TO DO — Check each line for the string "ylabel". Give only the count of lines that have it.

AVAILABLE RECORDS —
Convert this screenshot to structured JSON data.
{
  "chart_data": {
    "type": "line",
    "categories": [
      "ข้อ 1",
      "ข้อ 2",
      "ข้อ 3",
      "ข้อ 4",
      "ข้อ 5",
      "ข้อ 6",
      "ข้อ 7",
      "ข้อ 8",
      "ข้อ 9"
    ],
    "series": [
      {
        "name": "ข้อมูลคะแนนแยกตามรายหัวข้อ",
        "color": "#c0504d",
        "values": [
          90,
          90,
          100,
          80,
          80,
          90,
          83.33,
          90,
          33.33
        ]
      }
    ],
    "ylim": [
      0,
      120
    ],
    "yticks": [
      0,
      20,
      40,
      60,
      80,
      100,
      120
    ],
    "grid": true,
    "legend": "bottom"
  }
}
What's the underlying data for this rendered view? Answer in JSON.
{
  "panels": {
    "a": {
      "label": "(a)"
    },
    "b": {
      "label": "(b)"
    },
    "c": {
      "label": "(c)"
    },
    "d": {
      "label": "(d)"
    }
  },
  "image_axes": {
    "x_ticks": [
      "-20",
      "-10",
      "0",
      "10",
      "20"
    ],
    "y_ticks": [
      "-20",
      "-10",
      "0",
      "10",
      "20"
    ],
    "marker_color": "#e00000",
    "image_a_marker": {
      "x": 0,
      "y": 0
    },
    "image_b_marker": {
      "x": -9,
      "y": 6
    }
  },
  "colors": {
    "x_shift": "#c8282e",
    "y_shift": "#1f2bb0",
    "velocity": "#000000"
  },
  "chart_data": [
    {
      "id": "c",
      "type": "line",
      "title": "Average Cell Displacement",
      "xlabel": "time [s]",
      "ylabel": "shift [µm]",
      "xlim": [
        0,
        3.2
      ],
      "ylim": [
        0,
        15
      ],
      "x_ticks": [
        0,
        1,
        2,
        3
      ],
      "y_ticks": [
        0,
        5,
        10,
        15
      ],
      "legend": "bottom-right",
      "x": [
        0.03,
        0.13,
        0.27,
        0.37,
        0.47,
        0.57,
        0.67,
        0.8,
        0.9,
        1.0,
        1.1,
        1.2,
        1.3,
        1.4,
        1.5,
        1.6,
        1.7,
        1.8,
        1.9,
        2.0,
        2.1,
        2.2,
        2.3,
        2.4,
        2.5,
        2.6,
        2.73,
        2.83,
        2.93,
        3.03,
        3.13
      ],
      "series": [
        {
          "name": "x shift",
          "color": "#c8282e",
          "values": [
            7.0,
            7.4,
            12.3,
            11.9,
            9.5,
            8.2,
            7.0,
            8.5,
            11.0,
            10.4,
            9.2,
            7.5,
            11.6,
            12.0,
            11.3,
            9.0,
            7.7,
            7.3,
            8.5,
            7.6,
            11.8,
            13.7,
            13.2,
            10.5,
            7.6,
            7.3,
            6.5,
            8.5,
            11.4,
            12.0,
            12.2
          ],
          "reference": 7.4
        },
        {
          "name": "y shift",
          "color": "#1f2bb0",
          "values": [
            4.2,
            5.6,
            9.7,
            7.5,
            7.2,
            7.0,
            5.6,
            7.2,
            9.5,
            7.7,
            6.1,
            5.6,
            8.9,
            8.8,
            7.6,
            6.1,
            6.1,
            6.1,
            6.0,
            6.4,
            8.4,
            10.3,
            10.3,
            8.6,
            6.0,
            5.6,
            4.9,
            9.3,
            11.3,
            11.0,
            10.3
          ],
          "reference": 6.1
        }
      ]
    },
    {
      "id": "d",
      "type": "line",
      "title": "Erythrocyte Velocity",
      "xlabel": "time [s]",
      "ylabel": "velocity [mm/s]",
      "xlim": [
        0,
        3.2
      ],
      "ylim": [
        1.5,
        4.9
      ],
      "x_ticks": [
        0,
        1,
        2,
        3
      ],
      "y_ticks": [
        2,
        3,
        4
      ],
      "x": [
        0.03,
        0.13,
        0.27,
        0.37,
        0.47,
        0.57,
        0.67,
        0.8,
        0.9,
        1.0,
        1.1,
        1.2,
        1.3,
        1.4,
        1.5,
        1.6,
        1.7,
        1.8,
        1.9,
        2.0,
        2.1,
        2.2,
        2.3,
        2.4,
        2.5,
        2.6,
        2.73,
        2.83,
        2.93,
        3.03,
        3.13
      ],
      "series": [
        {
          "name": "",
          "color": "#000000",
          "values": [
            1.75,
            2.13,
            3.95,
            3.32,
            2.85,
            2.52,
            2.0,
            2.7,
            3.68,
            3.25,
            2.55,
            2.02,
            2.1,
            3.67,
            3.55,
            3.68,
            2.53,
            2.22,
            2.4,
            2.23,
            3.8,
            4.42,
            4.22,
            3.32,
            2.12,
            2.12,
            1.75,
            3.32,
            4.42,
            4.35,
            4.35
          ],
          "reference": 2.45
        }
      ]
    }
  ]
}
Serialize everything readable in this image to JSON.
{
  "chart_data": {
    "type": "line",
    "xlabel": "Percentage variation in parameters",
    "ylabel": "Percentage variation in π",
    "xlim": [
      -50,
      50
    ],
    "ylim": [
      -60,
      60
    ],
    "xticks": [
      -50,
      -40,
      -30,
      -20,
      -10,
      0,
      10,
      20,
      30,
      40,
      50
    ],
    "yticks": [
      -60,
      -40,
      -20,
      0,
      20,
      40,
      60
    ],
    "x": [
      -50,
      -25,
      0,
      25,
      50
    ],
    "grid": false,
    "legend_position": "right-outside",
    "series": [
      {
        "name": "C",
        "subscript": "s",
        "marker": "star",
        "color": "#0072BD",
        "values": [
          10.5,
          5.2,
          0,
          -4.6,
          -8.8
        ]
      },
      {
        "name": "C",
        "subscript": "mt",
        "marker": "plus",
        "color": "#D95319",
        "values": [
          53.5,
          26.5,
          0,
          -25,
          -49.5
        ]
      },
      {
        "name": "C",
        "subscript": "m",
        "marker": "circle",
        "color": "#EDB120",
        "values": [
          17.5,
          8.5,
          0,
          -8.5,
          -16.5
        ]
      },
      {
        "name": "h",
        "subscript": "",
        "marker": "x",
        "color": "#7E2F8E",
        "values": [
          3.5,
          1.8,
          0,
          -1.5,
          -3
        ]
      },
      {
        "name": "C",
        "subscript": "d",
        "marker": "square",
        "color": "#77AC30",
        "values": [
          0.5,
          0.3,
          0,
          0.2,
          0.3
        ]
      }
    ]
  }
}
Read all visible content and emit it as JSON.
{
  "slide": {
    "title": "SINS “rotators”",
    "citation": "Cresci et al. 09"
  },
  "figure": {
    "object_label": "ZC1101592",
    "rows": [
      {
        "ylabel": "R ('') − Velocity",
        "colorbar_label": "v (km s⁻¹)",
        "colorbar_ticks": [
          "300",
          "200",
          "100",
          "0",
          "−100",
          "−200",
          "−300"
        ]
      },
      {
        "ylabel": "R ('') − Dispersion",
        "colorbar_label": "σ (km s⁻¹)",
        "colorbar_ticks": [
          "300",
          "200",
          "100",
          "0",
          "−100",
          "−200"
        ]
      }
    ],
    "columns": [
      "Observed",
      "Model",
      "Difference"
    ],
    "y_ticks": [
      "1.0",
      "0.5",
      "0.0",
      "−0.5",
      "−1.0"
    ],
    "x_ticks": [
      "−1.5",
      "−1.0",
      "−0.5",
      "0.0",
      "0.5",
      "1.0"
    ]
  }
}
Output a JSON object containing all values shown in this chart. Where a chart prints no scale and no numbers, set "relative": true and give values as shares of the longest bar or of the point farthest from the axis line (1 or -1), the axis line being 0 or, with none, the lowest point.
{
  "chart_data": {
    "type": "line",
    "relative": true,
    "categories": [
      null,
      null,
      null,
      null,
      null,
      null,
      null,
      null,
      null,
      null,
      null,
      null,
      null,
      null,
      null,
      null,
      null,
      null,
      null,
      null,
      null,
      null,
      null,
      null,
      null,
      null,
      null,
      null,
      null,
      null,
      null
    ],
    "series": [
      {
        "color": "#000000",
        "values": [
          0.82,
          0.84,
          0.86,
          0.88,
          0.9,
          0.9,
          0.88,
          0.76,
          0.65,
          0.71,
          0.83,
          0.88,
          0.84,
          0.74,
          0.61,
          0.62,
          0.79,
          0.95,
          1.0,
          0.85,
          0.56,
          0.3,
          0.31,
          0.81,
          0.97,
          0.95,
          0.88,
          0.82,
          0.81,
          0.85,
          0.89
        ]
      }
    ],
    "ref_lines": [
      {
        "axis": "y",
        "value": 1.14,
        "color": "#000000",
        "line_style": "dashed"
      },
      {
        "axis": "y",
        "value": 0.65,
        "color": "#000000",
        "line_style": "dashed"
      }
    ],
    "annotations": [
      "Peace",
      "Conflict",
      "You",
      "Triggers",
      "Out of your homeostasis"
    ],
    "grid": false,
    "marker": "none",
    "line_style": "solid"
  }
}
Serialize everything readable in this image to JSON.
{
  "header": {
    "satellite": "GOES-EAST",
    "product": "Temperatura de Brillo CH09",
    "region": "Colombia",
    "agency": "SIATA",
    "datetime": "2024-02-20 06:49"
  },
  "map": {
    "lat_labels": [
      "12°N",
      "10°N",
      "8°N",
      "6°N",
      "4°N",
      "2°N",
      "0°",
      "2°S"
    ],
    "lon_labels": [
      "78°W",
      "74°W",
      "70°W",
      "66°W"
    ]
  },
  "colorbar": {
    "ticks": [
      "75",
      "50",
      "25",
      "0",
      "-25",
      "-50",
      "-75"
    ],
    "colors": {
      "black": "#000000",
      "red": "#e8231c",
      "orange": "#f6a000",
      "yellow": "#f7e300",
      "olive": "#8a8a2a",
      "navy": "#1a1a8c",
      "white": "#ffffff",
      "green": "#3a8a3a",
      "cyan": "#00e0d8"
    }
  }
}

THE RESPONSE — 5